[Excerpts from a figure dataset]
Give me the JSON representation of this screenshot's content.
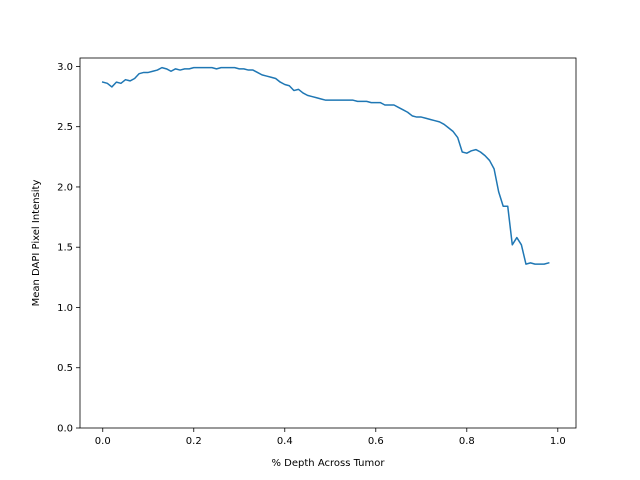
{
  "chart_data": {
    "type": "line",
    "title": "",
    "xlabel": "% Depth Across Tumor",
    "ylabel": "Mean DAPI Pixel Intensity",
    "xlim": [
      -0.05,
      1.04
    ],
    "ylim": [
      0.0,
      3.07
    ],
    "xticks": [
      0.0,
      0.2,
      0.4,
      0.6,
      0.8,
      1.0
    ],
    "xtick_labels": [
      "0.0",
      "0.2",
      "0.4",
      "0.6",
      "0.8",
      "1.0"
    ],
    "yticks": [
      0.0,
      0.5,
      1.0,
      1.5,
      2.0,
      2.5,
      3.0
    ],
    "ytick_labels": [
      "0.0",
      "0.5",
      "1.0",
      "1.5",
      "2.0",
      "2.5",
      "3.0"
    ],
    "grid": false,
    "series": [
      {
        "color": "#1f77b4",
        "x": [
          0.0,
          0.01,
          0.02,
          0.03,
          0.04,
          0.05,
          0.06,
          0.07,
          0.08,
          0.09,
          0.1,
          0.11,
          0.12,
          0.13,
          0.14,
          0.15,
          0.16,
          0.17,
          0.18,
          0.19,
          0.2,
          0.21,
          0.22,
          0.23,
          0.24,
          0.25,
          0.26,
          0.27,
          0.28,
          0.29,
          0.3,
          0.31,
          0.32,
          0.33,
          0.34,
          0.35,
          0.36,
          0.37,
          0.38,
          0.39,
          0.4,
          0.41,
          0.42,
          0.43,
          0.44,
          0.45,
          0.46,
          0.47,
          0.48,
          0.49,
          0.5,
          0.51,
          0.52,
          0.53,
          0.54,
          0.55,
          0.56,
          0.57,
          0.58,
          0.59,
          0.6,
          0.61,
          0.62,
          0.63,
          0.64,
          0.65,
          0.66,
          0.67,
          0.68,
          0.69,
          0.7,
          0.71,
          0.72,
          0.73,
          0.74,
          0.75,
          0.76,
          0.77,
          0.78,
          0.79,
          0.8,
          0.81,
          0.82,
          0.83,
          0.84,
          0.85,
          0.86,
          0.87,
          0.88,
          0.89,
          0.9,
          0.91,
          0.92,
          0.93,
          0.94,
          0.95,
          0.96,
          0.97,
          0.98
        ],
        "y": [
          2.87,
          2.86,
          2.83,
          2.87,
          2.86,
          2.89,
          2.88,
          2.9,
          2.94,
          2.95,
          2.95,
          2.96,
          2.97,
          2.99,
          2.98,
          2.96,
          2.98,
          2.97,
          2.98,
          2.98,
          2.99,
          2.99,
          2.99,
          2.99,
          2.99,
          2.98,
          2.99,
          2.99,
          2.99,
          2.99,
          2.98,
          2.98,
          2.97,
          2.97,
          2.95,
          2.93,
          2.92,
          2.91,
          2.9,
          2.87,
          2.85,
          2.84,
          2.8,
          2.81,
          2.78,
          2.76,
          2.75,
          2.74,
          2.73,
          2.72,
          2.72,
          2.72,
          2.72,
          2.72,
          2.72,
          2.72,
          2.71,
          2.71,
          2.71,
          2.7,
          2.7,
          2.7,
          2.68,
          2.68,
          2.68,
          2.66,
          2.64,
          2.62,
          2.59,
          2.58,
          2.58,
          2.57,
          2.56,
          2.55,
          2.54,
          2.52,
          2.49,
          2.46,
          2.41,
          2.29,
          2.28,
          2.3,
          2.31,
          2.29,
          2.26,
          2.22,
          2.15,
          1.96,
          1.84,
          1.84,
          1.52,
          1.58,
          1.52,
          1.36,
          1.37,
          1.36,
          1.36,
          1.36,
          1.37
        ]
      }
    ]
  }
}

* [Work required]: With the pictures excluded, the records are to be reproduced exactly.

* [Answer to the problem]:
Give me the JSON representation of this screenshot's content.
{
  "chart_data": {
    "type": "line",
    "title": "",
    "xlabel": "% Depth Across Tumor",
    "ylabel": "Mean DAPI Pixel Intensity",
    "xlim": [
      -0.05,
      1.04
    ],
    "ylim": [
      0.0,
      3.07
    ],
    "xticks": [
      0.0,
      0.2,
      0.4,
      0.6,
      0.8,
      1.0
    ],
    "xtick_labels": [
      "0.0",
      "0.2",
      "0.4",
      "0.6",
      "0.8",
      "1.0"
    ],
    "yticks": [
      0.0,
      0.5,
      1.0,
      1.5,
      2.0,
      2.5,
      3.0
    ],
    "ytick_labels": [
      "0.0",
      "0.5",
      "1.0",
      "1.5",
      "2.0",
      "2.5",
      "3.0"
    ],
    "grid": false,
    "series": [
      {
        "color": "#1f77b4",
        "x": [
          0.0,
          0.01,
          0.02,
          0.03,
          0.04,
          0.05,
          0.06,
          0.07,
          0.08,
          0.09,
          0.1,
          0.11,
          0.12,
          0.13,
          0.14,
          0.15,
          0.16,
          0.17,
          0.18,
          0.19,
          0.2,
          0.21,
          0.22,
          0.23,
          0.24,
          0.25,
          0.26,
          0.27,
          0.28,
          0.29,
          0.3,
          0.31,
          0.32,
          0.33,
          0.34,
          0.35,
          0.36,
          0.37,
          0.38,
          0.39,
          0.4,
          0.41,
          0.42,
          0.43,
          0.44,
          0.45,
          0.46,
          0.47,
          0.48,
          0.49,
          0.5,
          0.51,
          0.52,
          0.53,
          0.54,
          0.55,
          0.56,
          0.57,
          0.58,
          0.59,
          0.6,
          0.61,
          0.62,
          0.63,
          0.64,
          0.65,
          0.66,
          0.67,
          0.68,
          0.69,
          0.7,
          0.71,
          0.72,
          0.73,
          0.74,
          0.75,
          0.76,
          0.77,
          0.78,
          0.79,
          0.8,
          0.81,
          0.82,
          0.83,
          0.84,
          0.85,
          0.86,
          0.87,
          0.88,
          0.89,
          0.9,
          0.91,
          0.92,
          0.93,
          0.94,
          0.95,
          0.96,
          0.97,
          0.98
        ],
        "y": [
          2.87,
          2.86,
          2.83,
          2.87,
          2.86,
          2.89,
          2.88,
          2.9,
          2.94,
          2.95,
          2.95,
          2.96,
          2.97,
          2.99,
          2.98,
          2.96,
          2.98,
          2.97,
          2.98,
          2.98,
          2.99,
          2.99,
          2.99,
          2.99,
          2.99,
          2.98,
          2.99,
          2.99,
          2.99,
          2.99,
          2.98,
          2.98,
          2.97,
          2.97,
          2.95,
          2.93,
          2.92,
          2.91,
          2.9,
          2.87,
          2.85,
          2.84,
          2.8,
          2.81,
          2.78,
          2.76,
          2.75,
          2.74,
          2.73,
          2.72,
          2.72,
          2.72,
          2.72,
          2.72,
          2.72,
          2.72,
          2.71,
          2.71,
          2.71,
          2.7,
          2.7,
          2.7,
          2.68,
          2.68,
          2.68,
          2.66,
          2.64,
          2.62,
          2.59,
          2.58,
          2.58,
          2.57,
          2.56,
          2.55,
          2.54,
          2.52,
          2.49,
          2.46,
          2.41,
          2.29,
          2.28,
          2.3,
          2.31,
          2.29,
          2.26,
          2.22,
          2.15,
          1.96,
          1.84,
          1.84,
          1.52,
          1.58,
          1.52,
          1.36,
          1.37,
          1.36,
          1.36,
          1.36,
          1.37
        ]
      }
    ]
  }
}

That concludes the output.